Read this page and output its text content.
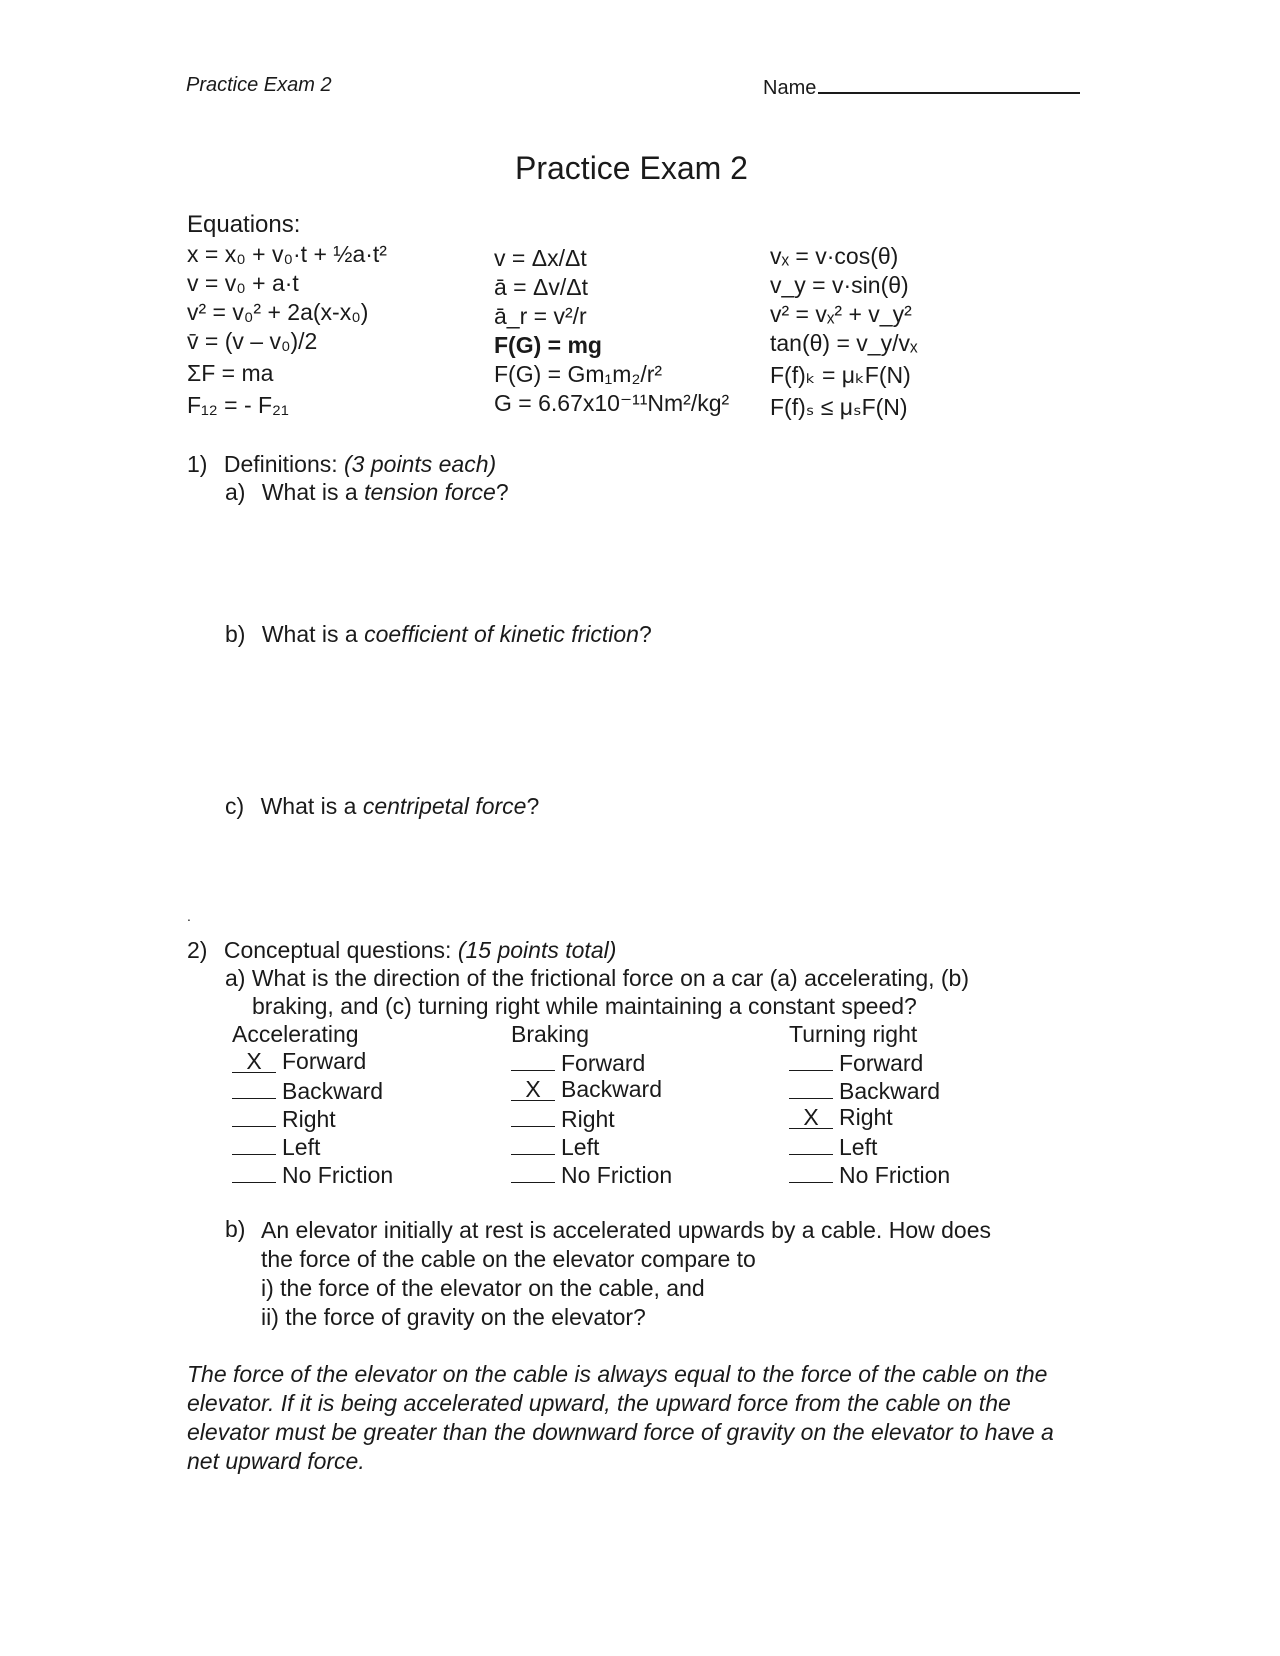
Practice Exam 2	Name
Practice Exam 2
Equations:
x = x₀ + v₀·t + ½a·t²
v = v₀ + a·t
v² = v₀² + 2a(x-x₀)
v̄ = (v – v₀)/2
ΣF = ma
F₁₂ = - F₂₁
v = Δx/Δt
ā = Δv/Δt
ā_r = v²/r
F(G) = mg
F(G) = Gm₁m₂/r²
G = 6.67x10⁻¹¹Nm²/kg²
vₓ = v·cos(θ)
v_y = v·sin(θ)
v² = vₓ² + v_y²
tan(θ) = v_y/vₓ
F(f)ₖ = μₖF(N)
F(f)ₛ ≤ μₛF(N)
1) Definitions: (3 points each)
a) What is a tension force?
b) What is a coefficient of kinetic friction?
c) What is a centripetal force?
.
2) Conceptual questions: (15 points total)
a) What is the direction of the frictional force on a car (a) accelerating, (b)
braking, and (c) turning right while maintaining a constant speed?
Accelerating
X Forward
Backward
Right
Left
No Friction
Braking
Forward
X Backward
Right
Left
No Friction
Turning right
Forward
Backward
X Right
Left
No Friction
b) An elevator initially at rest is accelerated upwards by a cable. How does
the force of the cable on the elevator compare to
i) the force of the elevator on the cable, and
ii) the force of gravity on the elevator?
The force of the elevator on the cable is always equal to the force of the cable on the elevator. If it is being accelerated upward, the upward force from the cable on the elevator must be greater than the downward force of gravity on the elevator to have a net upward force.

----------------

Your task is to collect every line above that contains the word "What".

◆ The completed task:
a) What is a tension force?
b) What is a coefficient of kinetic friction?
c) What is a centripetal force?
a) What is the direction of the frictional force on a car (a) accelerating, (b)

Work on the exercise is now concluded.